**Items:**
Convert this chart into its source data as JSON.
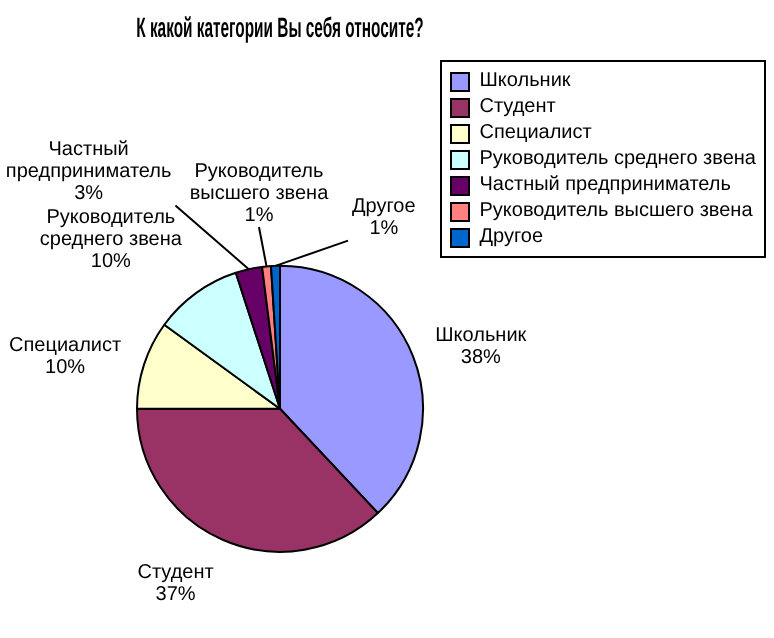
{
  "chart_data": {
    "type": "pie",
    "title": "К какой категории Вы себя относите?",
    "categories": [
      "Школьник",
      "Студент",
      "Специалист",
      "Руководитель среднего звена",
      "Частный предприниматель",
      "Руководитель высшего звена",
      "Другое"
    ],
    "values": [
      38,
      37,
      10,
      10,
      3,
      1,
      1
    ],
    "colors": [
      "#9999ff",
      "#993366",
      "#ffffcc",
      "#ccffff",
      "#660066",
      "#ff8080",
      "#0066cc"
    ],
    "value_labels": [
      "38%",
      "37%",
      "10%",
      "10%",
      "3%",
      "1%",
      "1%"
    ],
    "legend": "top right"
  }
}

==

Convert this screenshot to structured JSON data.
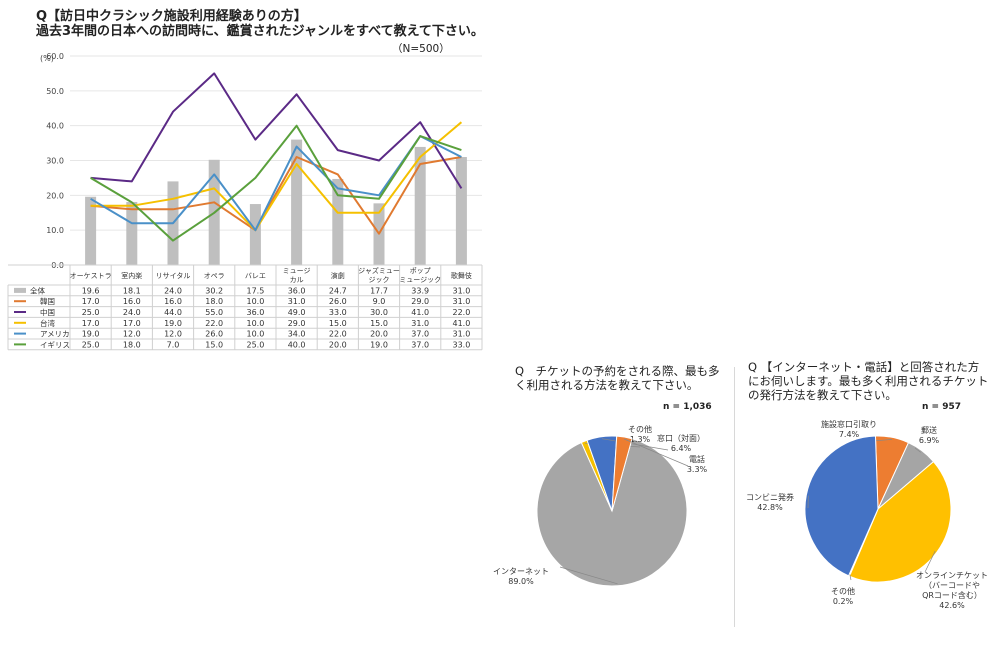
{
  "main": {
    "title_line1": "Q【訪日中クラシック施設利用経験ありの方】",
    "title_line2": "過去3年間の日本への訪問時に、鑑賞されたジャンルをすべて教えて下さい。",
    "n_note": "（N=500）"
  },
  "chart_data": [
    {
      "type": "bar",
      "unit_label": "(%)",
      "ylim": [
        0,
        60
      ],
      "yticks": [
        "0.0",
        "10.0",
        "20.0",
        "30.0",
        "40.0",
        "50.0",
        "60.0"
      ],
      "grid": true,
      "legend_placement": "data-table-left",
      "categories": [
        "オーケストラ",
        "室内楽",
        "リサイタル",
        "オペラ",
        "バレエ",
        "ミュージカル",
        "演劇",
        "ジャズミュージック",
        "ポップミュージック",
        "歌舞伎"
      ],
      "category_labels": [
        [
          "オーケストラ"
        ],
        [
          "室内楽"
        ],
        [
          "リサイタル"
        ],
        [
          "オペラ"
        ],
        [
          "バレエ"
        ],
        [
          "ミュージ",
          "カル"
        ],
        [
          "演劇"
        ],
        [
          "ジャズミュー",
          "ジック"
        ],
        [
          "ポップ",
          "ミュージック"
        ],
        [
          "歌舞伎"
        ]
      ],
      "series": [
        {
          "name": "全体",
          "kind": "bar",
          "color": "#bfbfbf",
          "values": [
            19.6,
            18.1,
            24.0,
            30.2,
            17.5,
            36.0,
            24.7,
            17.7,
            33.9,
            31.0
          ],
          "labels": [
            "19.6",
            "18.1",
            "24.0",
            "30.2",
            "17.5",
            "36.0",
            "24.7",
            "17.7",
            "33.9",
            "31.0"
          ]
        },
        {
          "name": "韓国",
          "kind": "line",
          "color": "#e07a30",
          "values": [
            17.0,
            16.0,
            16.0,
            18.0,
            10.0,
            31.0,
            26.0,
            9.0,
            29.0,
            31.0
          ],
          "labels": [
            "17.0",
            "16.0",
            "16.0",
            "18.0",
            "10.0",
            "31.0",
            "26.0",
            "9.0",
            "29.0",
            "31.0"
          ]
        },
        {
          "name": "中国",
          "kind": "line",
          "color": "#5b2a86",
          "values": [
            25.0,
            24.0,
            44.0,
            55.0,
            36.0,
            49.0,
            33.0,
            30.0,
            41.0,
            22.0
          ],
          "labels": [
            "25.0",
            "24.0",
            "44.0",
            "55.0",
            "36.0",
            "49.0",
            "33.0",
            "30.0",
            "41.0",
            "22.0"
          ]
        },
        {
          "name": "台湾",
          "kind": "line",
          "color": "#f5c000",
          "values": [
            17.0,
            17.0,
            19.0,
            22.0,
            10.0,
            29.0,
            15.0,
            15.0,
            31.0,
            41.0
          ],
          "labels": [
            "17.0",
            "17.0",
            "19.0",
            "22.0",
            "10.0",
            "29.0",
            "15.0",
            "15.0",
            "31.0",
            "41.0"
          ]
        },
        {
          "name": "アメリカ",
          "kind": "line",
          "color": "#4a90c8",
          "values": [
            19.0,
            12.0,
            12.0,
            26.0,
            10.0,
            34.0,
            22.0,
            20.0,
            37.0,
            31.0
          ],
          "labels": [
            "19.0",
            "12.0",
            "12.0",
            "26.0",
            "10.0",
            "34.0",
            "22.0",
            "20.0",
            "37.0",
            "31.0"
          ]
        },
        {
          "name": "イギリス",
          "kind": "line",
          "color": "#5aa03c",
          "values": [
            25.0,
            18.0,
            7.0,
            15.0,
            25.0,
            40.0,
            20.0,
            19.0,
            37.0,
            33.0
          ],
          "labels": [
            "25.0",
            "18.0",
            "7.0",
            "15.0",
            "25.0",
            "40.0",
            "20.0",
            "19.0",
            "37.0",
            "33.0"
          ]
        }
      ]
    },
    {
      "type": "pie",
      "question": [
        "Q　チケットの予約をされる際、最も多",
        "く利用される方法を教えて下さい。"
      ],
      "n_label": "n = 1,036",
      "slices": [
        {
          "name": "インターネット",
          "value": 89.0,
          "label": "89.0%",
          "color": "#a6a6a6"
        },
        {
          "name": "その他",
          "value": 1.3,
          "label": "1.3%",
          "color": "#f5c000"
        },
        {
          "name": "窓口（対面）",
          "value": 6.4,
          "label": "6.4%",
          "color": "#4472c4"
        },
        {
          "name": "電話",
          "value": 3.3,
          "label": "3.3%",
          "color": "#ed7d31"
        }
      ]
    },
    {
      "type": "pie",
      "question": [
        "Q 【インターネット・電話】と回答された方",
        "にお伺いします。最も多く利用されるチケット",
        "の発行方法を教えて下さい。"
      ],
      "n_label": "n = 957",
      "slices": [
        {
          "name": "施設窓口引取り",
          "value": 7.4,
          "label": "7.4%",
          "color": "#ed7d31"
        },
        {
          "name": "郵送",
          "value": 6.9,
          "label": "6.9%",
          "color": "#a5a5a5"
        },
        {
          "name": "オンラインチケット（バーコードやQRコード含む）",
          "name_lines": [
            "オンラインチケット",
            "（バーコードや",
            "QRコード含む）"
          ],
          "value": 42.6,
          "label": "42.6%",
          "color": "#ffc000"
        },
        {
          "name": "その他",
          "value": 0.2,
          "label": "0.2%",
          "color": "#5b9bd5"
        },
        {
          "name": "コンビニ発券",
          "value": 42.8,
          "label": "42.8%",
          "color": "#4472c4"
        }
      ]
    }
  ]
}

**Instructions to follow:** Pick each line holding the word "JSON" out of the data and copy it.

**Response:**
Convert this chart into its source data as JSON.
Convert this screenshot to structured JSON data.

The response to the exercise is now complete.